§ **Problem**:
Reproduce the records below exactly as they appear.

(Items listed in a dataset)
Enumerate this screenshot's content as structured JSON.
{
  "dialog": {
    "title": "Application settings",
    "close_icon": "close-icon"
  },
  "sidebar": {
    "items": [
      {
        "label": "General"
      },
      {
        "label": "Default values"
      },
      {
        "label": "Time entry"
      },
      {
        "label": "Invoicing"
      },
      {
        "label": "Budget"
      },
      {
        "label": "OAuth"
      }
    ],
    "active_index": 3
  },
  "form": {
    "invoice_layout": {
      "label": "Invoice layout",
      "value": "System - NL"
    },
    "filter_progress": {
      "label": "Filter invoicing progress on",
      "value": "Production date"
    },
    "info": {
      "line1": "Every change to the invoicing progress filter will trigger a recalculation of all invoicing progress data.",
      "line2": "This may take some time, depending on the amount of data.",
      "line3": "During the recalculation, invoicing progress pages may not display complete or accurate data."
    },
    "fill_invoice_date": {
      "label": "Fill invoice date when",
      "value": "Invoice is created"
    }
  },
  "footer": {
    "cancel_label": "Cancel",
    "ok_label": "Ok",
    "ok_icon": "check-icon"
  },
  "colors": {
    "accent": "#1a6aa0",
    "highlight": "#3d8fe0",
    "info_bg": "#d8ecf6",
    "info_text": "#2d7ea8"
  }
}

§ **Written response**:
Enumerate this screenshot's content as structured JSON.
{
  "dialog": {
    "title": "Application settings",
    "close_icon": "close-icon"
  },
  "sidebar": {
    "items": [
      {
        "label": "General"
      },
      {
        "label": "Default values"
      },
      {
        "label": "Time entry"
      },
      {
        "label": "Invoicing"
      },
      {
        "label": "Budget"
      },
      {
        "label": "OAuth"
      }
    ],
    "active_index": 3
  },
  "form": {
    "invoice_layout": {
      "label": "Invoice layout",
      "value": "System - NL"
    },
    "filter_progress": {
      "label": "Filter invoicing progress on",
      "value": "Production date"
    },
    "info": {
      "line1": "Every change to the invoicing progress filter will trigger a recalculation of all invoicing progress data.",
      "line2": "This may take some time, depending on the amount of data.",
      "line3": "During the recalculation, invoicing progress pages may not display complete or accurate data."
    },
    "fill_invoice_date": {
      "label": "Fill invoice date when",
      "value": "Invoice is created"
    }
  },
  "footer": {
    "cancel_label": "Cancel",
    "ok_label": "Ok",
    "ok_icon": "check-icon"
  },
  "colors": {
    "accent": "#1a6aa0",
    "highlight": "#3d8fe0",
    "info_bg": "#d8ecf6",
    "info_text": "#2d7ea8"
  }
}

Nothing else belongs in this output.